YOUR TASK: For each line of the data below that holds "dash", copy the line.

-=-=-=-=-

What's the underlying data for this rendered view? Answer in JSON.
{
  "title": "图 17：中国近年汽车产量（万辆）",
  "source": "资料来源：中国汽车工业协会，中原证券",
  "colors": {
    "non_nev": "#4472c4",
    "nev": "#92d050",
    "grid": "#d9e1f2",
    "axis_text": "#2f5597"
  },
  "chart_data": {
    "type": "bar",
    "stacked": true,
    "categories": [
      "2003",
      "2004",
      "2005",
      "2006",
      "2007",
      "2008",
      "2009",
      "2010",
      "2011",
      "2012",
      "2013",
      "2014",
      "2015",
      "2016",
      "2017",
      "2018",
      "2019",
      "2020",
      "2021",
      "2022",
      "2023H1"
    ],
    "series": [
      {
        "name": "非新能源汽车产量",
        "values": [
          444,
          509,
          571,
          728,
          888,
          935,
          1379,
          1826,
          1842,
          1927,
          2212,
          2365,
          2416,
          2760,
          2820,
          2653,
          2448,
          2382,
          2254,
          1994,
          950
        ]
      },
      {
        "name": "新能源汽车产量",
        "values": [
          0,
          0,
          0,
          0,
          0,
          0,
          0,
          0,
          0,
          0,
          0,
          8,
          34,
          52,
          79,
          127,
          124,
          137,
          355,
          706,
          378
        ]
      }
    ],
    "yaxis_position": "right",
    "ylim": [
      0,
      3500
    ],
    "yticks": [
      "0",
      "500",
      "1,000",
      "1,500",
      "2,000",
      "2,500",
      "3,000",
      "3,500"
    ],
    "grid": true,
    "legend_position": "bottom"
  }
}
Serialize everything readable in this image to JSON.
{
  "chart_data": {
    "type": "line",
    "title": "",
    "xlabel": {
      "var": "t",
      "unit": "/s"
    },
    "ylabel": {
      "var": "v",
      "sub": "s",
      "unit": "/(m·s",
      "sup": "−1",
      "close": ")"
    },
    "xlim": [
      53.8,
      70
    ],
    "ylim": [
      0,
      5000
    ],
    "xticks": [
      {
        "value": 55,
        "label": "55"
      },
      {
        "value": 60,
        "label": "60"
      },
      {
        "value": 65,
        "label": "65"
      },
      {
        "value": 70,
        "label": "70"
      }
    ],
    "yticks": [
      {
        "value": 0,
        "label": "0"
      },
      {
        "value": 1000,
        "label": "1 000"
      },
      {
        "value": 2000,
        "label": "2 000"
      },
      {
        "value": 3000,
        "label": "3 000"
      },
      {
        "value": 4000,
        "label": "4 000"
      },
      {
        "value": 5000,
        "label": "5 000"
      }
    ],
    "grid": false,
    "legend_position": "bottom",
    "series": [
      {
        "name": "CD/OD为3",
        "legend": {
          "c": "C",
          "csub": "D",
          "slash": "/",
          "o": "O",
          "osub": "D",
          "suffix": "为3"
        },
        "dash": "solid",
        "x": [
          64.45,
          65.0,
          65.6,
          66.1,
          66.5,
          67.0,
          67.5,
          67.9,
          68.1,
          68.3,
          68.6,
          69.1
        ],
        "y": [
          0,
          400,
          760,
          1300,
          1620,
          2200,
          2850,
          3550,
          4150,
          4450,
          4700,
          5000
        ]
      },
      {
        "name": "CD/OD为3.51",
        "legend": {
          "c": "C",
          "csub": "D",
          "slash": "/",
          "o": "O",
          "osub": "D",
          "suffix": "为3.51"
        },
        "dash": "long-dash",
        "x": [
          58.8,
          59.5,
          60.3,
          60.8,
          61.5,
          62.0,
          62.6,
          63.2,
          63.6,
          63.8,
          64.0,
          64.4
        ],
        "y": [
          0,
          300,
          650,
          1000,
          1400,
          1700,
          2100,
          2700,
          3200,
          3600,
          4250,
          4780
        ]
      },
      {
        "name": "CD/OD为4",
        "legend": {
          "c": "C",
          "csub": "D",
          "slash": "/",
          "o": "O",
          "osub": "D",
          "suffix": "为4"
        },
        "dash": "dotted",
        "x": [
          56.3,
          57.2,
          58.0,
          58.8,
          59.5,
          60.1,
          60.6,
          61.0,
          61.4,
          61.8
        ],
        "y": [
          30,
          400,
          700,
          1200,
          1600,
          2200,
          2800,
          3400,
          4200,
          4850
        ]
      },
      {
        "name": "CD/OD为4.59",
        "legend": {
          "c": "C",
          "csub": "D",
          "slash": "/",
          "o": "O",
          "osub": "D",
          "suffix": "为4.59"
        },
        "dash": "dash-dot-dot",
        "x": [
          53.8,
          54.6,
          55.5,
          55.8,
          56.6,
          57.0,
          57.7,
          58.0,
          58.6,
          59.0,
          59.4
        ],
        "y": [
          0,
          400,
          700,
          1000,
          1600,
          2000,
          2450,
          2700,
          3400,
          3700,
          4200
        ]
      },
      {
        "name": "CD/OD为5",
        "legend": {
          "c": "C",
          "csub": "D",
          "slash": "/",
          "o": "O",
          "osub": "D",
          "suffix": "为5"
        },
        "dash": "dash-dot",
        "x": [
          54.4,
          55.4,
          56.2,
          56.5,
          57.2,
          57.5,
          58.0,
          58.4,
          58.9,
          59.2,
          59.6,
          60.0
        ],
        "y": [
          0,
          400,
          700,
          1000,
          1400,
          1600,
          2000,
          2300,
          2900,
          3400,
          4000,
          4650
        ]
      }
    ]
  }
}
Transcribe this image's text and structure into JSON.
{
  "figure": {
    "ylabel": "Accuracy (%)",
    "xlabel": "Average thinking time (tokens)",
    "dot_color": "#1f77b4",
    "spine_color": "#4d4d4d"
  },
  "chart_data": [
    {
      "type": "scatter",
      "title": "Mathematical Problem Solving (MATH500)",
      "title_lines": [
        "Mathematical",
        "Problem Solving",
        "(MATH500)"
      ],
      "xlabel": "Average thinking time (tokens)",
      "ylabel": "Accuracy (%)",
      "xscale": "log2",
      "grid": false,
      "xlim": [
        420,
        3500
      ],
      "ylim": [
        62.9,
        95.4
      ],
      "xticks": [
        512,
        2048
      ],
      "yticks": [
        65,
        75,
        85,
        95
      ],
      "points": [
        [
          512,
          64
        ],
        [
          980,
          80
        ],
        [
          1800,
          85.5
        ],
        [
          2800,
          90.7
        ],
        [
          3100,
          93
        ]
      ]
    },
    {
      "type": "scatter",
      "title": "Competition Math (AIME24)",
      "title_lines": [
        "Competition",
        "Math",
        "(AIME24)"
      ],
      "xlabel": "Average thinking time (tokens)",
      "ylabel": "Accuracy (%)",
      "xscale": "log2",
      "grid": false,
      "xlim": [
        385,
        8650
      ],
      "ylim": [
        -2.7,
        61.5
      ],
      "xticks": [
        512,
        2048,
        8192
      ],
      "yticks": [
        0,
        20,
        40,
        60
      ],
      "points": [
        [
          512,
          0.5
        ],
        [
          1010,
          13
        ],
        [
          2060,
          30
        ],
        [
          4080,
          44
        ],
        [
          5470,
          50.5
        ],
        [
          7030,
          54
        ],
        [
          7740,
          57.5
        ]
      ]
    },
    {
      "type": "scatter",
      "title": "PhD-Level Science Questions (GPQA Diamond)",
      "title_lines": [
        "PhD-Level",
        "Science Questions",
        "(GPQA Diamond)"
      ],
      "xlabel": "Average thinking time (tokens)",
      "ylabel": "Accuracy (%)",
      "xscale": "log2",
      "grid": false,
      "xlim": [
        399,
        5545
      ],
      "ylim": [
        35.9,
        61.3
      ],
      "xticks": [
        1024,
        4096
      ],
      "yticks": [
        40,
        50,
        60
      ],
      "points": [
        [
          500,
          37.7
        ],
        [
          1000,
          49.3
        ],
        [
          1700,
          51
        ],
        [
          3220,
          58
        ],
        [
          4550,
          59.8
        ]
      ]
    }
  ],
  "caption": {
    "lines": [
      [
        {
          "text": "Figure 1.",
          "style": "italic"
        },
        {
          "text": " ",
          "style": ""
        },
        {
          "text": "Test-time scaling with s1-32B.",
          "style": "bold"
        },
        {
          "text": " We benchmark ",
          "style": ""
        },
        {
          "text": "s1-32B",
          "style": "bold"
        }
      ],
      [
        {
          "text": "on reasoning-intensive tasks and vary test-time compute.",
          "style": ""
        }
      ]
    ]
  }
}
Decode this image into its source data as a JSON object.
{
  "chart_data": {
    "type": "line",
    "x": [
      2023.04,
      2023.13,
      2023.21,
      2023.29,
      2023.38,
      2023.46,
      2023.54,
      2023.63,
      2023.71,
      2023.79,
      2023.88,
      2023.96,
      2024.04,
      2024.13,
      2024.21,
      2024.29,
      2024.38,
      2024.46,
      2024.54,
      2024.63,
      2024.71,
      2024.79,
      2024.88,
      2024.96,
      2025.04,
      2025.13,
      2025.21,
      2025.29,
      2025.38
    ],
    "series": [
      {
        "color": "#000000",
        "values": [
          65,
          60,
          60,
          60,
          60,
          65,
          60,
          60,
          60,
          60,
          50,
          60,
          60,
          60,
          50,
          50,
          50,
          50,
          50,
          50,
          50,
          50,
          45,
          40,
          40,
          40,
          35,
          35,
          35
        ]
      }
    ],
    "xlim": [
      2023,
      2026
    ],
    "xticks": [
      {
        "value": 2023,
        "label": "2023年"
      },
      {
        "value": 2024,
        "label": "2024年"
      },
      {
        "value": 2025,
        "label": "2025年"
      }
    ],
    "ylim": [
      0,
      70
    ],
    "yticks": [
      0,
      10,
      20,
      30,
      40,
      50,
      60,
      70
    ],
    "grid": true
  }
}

-=-=-=-=-

RESULT:
        "dash": "solid",
        "dash": "long-dash",
        "dash": "dotted",
        "dash": "dash-dot-dot",
        "dash": "dash-dot",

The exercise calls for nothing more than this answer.